» **Stated problem**:
Seek out every line containing the word "Общий", and copy each.
---
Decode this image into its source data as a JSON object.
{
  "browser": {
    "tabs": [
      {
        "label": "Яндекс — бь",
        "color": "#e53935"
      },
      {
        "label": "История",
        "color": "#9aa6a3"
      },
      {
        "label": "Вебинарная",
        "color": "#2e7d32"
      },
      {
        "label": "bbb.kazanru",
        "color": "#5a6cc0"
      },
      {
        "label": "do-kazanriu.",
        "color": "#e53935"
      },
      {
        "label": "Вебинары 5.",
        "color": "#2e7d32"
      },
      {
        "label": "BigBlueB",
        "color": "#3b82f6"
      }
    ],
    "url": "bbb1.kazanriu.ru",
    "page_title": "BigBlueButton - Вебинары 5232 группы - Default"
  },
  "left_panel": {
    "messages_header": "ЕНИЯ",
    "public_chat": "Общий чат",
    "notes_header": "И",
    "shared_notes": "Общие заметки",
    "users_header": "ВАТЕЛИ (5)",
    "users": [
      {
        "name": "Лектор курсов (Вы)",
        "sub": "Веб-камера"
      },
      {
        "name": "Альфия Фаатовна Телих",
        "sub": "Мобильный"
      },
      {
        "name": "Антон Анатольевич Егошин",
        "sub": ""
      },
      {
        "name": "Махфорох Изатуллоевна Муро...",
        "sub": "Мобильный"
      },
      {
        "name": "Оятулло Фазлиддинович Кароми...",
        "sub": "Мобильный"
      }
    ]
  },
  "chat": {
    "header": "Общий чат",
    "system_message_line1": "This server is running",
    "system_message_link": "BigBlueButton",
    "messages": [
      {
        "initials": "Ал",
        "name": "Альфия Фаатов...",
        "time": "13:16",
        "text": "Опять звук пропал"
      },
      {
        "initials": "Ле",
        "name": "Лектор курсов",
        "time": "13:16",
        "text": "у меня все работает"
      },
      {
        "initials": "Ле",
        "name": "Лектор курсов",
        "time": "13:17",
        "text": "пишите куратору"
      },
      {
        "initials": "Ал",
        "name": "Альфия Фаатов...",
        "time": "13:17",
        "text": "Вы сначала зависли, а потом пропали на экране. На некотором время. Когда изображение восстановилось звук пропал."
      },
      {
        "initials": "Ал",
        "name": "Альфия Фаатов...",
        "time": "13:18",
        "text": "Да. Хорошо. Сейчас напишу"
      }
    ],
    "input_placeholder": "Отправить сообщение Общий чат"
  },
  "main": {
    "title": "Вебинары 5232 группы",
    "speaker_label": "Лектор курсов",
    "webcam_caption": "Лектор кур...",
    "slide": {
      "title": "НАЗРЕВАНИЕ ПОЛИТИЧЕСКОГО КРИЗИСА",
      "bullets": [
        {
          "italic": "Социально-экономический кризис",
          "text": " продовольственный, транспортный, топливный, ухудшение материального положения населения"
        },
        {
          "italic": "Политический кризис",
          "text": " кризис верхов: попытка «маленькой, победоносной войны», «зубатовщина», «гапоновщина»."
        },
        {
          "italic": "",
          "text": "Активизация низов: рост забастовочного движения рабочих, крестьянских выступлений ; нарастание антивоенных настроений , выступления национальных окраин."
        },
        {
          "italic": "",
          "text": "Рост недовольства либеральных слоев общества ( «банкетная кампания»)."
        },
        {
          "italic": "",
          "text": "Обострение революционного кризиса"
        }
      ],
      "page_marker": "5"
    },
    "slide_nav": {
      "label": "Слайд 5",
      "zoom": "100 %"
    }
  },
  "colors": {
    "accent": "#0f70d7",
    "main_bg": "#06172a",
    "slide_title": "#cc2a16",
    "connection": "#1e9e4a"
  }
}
---
» **Full solution**:
    "public_chat": "Общий чат",
    "header": "Общий чат",
    "input_placeholder": "Отправить сообщение Общий чат"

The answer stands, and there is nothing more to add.